start

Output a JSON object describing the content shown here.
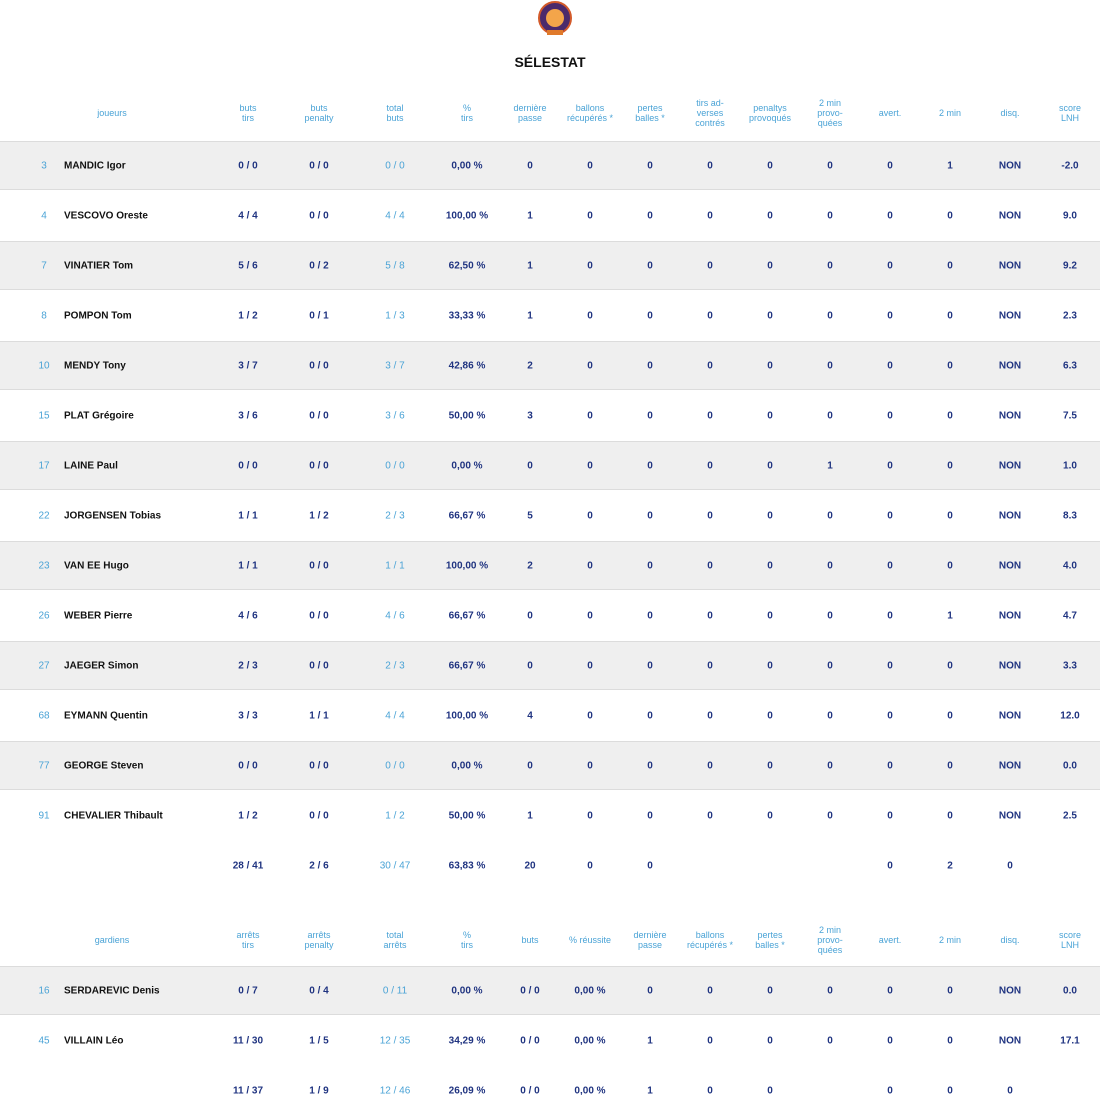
{
  "header": {
    "title": "SÉLESTAT"
  },
  "tables": [
    {
      "headers": [
        "joueurs",
        "buts\ntirs",
        "buts\npenalty",
        "total\nbuts",
        "%\ntirs",
        "dernière\npasse",
        "ballons\nrécupérés *",
        "pertes\nballes *",
        "tirs ad-\nverses\ncontrés",
        "penaltys\nprovoqués",
        "2 min\nprovo-\nquées",
        "avert.",
        "2 min",
        "disq.",
        "score\nLNH"
      ],
      "rows": [
        {
          "number": "3",
          "name": "MANDIC Igor",
          "cells": [
            "0 / 0",
            "0 / 0",
            "0 / 0",
            "0,00 %",
            "0",
            "0",
            "0",
            "0",
            "0",
            "0",
            "0",
            "1",
            "NON",
            "-2.0"
          ]
        },
        {
          "number": "4",
          "name": "VESCOVO Oreste",
          "cells": [
            "4 / 4",
            "0 / 0",
            "4 / 4",
            "100,00 %",
            "1",
            "0",
            "0",
            "0",
            "0",
            "0",
            "0",
            "0",
            "NON",
            "9.0"
          ]
        },
        {
          "number": "7",
          "name": "VINATIER Tom",
          "cells": [
            "5 / 6",
            "0 / 2",
            "5 / 8",
            "62,50 %",
            "1",
            "0",
            "0",
            "0",
            "0",
            "0",
            "0",
            "0",
            "NON",
            "9.2"
          ]
        },
        {
          "number": "8",
          "name": "POMPON Tom",
          "cells": [
            "1 / 2",
            "0 / 1",
            "1 / 3",
            "33,33 %",
            "1",
            "0",
            "0",
            "0",
            "0",
            "0",
            "0",
            "0",
            "NON",
            "2.3"
          ]
        },
        {
          "number": "10",
          "name": "MENDY Tony",
          "cells": [
            "3 / 7",
            "0 / 0",
            "3 / 7",
            "42,86 %",
            "2",
            "0",
            "0",
            "0",
            "0",
            "0",
            "0",
            "0",
            "NON",
            "6.3"
          ]
        },
        {
          "number": "15",
          "name": "PLAT Grégoire",
          "cells": [
            "3 / 6",
            "0 / 0",
            "3 / 6",
            "50,00 %",
            "3",
            "0",
            "0",
            "0",
            "0",
            "0",
            "0",
            "0",
            "NON",
            "7.5"
          ]
        },
        {
          "number": "17",
          "name": "LAINE Paul",
          "cells": [
            "0 / 0",
            "0 / 0",
            "0 / 0",
            "0,00 %",
            "0",
            "0",
            "0",
            "0",
            "0",
            "1",
            "0",
            "0",
            "NON",
            "1.0"
          ]
        },
        {
          "number": "22",
          "name": "JORGENSEN Tobias",
          "cells": [
            "1 / 1",
            "1 / 2",
            "2 / 3",
            "66,67 %",
            "5",
            "0",
            "0",
            "0",
            "0",
            "0",
            "0",
            "0",
            "NON",
            "8.3"
          ]
        },
        {
          "number": "23",
          "name": "VAN EE Hugo",
          "cells": [
            "1 / 1",
            "0 / 0",
            "1 / 1",
            "100,00 %",
            "2",
            "0",
            "0",
            "0",
            "0",
            "0",
            "0",
            "0",
            "NON",
            "4.0"
          ]
        },
        {
          "number": "26",
          "name": "WEBER Pierre",
          "cells": [
            "4 / 6",
            "0 / 0",
            "4 / 6",
            "66,67 %",
            "0",
            "0",
            "0",
            "0",
            "0",
            "0",
            "0",
            "1",
            "NON",
            "4.7"
          ]
        },
        {
          "number": "27",
          "name": "JAEGER Simon",
          "cells": [
            "2 / 3",
            "0 / 0",
            "2 / 3",
            "66,67 %",
            "0",
            "0",
            "0",
            "0",
            "0",
            "0",
            "0",
            "0",
            "NON",
            "3.3"
          ]
        },
        {
          "number": "68",
          "name": "EYMANN Quentin",
          "cells": [
            "3 / 3",
            "1 / 1",
            "4 / 4",
            "100,00 %",
            "4",
            "0",
            "0",
            "0",
            "0",
            "0",
            "0",
            "0",
            "NON",
            "12.0"
          ]
        },
        {
          "number": "77",
          "name": "GEORGE Steven",
          "cells": [
            "0 / 0",
            "0 / 0",
            "0 / 0",
            "0,00 %",
            "0",
            "0",
            "0",
            "0",
            "0",
            "0",
            "0",
            "0",
            "NON",
            "0.0"
          ]
        },
        {
          "number": "91",
          "name": "CHEVALIER Thibault",
          "cells": [
            "1 / 2",
            "0 / 0",
            "1 / 2",
            "50,00 %",
            "1",
            "0",
            "0",
            "0",
            "0",
            "0",
            "0",
            "0",
            "NON",
            "2.5"
          ]
        }
      ],
      "totals": [
        "28 / 41",
        "2 / 6",
        "30 / 47",
        "63,83 %",
        "20",
        "0",
        "0",
        null,
        null,
        null,
        "0",
        "2",
        "0",
        null
      ]
    },
    {
      "headers": [
        "gardiens",
        "arrêts\ntirs",
        "arrêts\npenalty",
        "total\narrêts",
        "%\ntirs",
        "buts",
        "% réussite",
        "dernière\npasse",
        "ballons\nrécupérés *",
        "pertes\nballes *",
        "2 min\nprovo-\nquées",
        "avert.",
        "2 min",
        "disq.",
        "score\nLNH"
      ],
      "rows": [
        {
          "number": "16",
          "name": "SERDAREVIC Denis",
          "cells": [
            "0 / 7",
            "0 / 4",
            "0 / 11",
            "0,00 %",
            "0 / 0",
            "0,00 %",
            "0",
            "0",
            "0",
            "0",
            "0",
            "0",
            "NON",
            "0.0"
          ]
        },
        {
          "number": "45",
          "name": "VILLAIN Léo",
          "cells": [
            "11 / 30",
            "1 / 5",
            "12 / 35",
            "34,29 %",
            "0 / 0",
            "0,00 %",
            "1",
            "0",
            "0",
            "0",
            "0",
            "0",
            "NON",
            "17.1"
          ]
        }
      ],
      "totals": [
        "11 / 37",
        "1 / 9",
        "12 / 46",
        "26,09 %",
        "0 / 0",
        "0,00 %",
        "1",
        "0",
        "0",
        null,
        "0",
        "0",
        "0",
        null
      ]
    }
  ]
}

end

__PROBLEM TO WORK ON__
Every entry must be written out exactly, with all pictures left out.

__WRITTEN REPLY__
Output a JSON object describing the content shown here.
{
  "header": {
    "title": "SÉLESTAT"
  },
  "tables": [
    {
      "headers": [
        "joueurs",
        "buts\ntirs",
        "buts\npenalty",
        "total\nbuts",
        "%\ntirs",
        "dernière\npasse",
        "ballons\nrécupérés *",
        "pertes\nballes *",
        "tirs ad-\nverses\ncontrés",
        "penaltys\nprovoqués",
        "2 min\nprovo-\nquées",
        "avert.",
        "2 min",
        "disq.",
        "score\nLNH"
      ],
      "rows": [
        {
          "number": "3",
          "name": "MANDIC Igor",
          "cells": [
            "0 / 0",
            "0 / 0",
            "0 / 0",
            "0,00 %",
            "0",
            "0",
            "0",
            "0",
            "0",
            "0",
            "0",
            "1",
            "NON",
            "-2.0"
          ]
        },
        {
          "number": "4",
          "name": "VESCOVO Oreste",
          "cells": [
            "4 / 4",
            "0 / 0",
            "4 / 4",
            "100,00 %",
            "1",
            "0",
            "0",
            "0",
            "0",
            "0",
            "0",
            "0",
            "NON",
            "9.0"
          ]
        },
        {
          "number": "7",
          "name": "VINATIER Tom",
          "cells": [
            "5 / 6",
            "0 / 2",
            "5 / 8",
            "62,50 %",
            "1",
            "0",
            "0",
            "0",
            "0",
            "0",
            "0",
            "0",
            "NON",
            "9.2"
          ]
        },
        {
          "number": "8",
          "name": "POMPON Tom",
          "cells": [
            "1 / 2",
            "0 / 1",
            "1 / 3",
            "33,33 %",
            "1",
            "0",
            "0",
            "0",
            "0",
            "0",
            "0",
            "0",
            "NON",
            "2.3"
          ]
        },
        {
          "number": "10",
          "name": "MENDY Tony",
          "cells": [
            "3 / 7",
            "0 / 0",
            "3 / 7",
            "42,86 %",
            "2",
            "0",
            "0",
            "0",
            "0",
            "0",
            "0",
            "0",
            "NON",
            "6.3"
          ]
        },
        {
          "number": "15",
          "name": "PLAT Grégoire",
          "cells": [
            "3 / 6",
            "0 / 0",
            "3 / 6",
            "50,00 %",
            "3",
            "0",
            "0",
            "0",
            "0",
            "0",
            "0",
            "0",
            "NON",
            "7.5"
          ]
        },
        {
          "number": "17",
          "name": "LAINE Paul",
          "cells": [
            "0 / 0",
            "0 / 0",
            "0 / 0",
            "0,00 %",
            "0",
            "0",
            "0",
            "0",
            "0",
            "1",
            "0",
            "0",
            "NON",
            "1.0"
          ]
        },
        {
          "number": "22",
          "name": "JORGENSEN Tobias",
          "cells": [
            "1 / 1",
            "1 / 2",
            "2 / 3",
            "66,67 %",
            "5",
            "0",
            "0",
            "0",
            "0",
            "0",
            "0",
            "0",
            "NON",
            "8.3"
          ]
        },
        {
          "number": "23",
          "name": "VAN EE Hugo",
          "cells": [
            "1 / 1",
            "0 / 0",
            "1 / 1",
            "100,00 %",
            "2",
            "0",
            "0",
            "0",
            "0",
            "0",
            "0",
            "0",
            "NON",
            "4.0"
          ]
        },
        {
          "number": "26",
          "name": "WEBER Pierre",
          "cells": [
            "4 / 6",
            "0 / 0",
            "4 / 6",
            "66,67 %",
            "0",
            "0",
            "0",
            "0",
            "0",
            "0",
            "0",
            "1",
            "NON",
            "4.7"
          ]
        },
        {
          "number": "27",
          "name": "JAEGER Simon",
          "cells": [
            "2 / 3",
            "0 / 0",
            "2 / 3",
            "66,67 %",
            "0",
            "0",
            "0",
            "0",
            "0",
            "0",
            "0",
            "0",
            "NON",
            "3.3"
          ]
        },
        {
          "number": "68",
          "name": "EYMANN Quentin",
          "cells": [
            "3 / 3",
            "1 / 1",
            "4 / 4",
            "100,00 %",
            "4",
            "0",
            "0",
            "0",
            "0",
            "0",
            "0",
            "0",
            "NON",
            "12.0"
          ]
        },
        {
          "number": "77",
          "name": "GEORGE Steven",
          "cells": [
            "0 / 0",
            "0 / 0",
            "0 / 0",
            "0,00 %",
            "0",
            "0",
            "0",
            "0",
            "0",
            "0",
            "0",
            "0",
            "NON",
            "0.0"
          ]
        },
        {
          "number": "91",
          "name": "CHEVALIER Thibault",
          "cells": [
            "1 / 2",
            "0 / 0",
            "1 / 2",
            "50,00 %",
            "1",
            "0",
            "0",
            "0",
            "0",
            "0",
            "0",
            "0",
            "NON",
            "2.5"
          ]
        }
      ],
      "totals": [
        "28 / 41",
        "2 / 6",
        "30 / 47",
        "63,83 %",
        "20",
        "0",
        "0",
        null,
        null,
        null,
        "0",
        "2",
        "0",
        null
      ]
    },
    {
      "headers": [
        "gardiens",
        "arrêts\ntirs",
        "arrêts\npenalty",
        "total\narrêts",
        "%\ntirs",
        "buts",
        "% réussite",
        "dernière\npasse",
        "ballons\nrécupérés *",
        "pertes\nballes *",
        "2 min\nprovo-\nquées",
        "avert.",
        "2 min",
        "disq.",
        "score\nLNH"
      ],
      "rows": [
        {
          "number": "16",
          "name": "SERDAREVIC Denis",
          "cells": [
            "0 / 7",
            "0 / 4",
            "0 / 11",
            "0,00 %",
            "0 / 0",
            "0,00 %",
            "0",
            "0",
            "0",
            "0",
            "0",
            "0",
            "NON",
            "0.0"
          ]
        },
        {
          "number": "45",
          "name": "VILLAIN Léo",
          "cells": [
            "11 / 30",
            "1 / 5",
            "12 / 35",
            "34,29 %",
            "0 / 0",
            "0,00 %",
            "1",
            "0",
            "0",
            "0",
            "0",
            "0",
            "NON",
            "17.1"
          ]
        }
      ],
      "totals": [
        "11 / 37",
        "1 / 9",
        "12 / 46",
        "26,09 %",
        "0 / 0",
        "0,00 %",
        "1",
        "0",
        "0",
        null,
        "0",
        "0",
        "0",
        null
      ]
    }
  ]
}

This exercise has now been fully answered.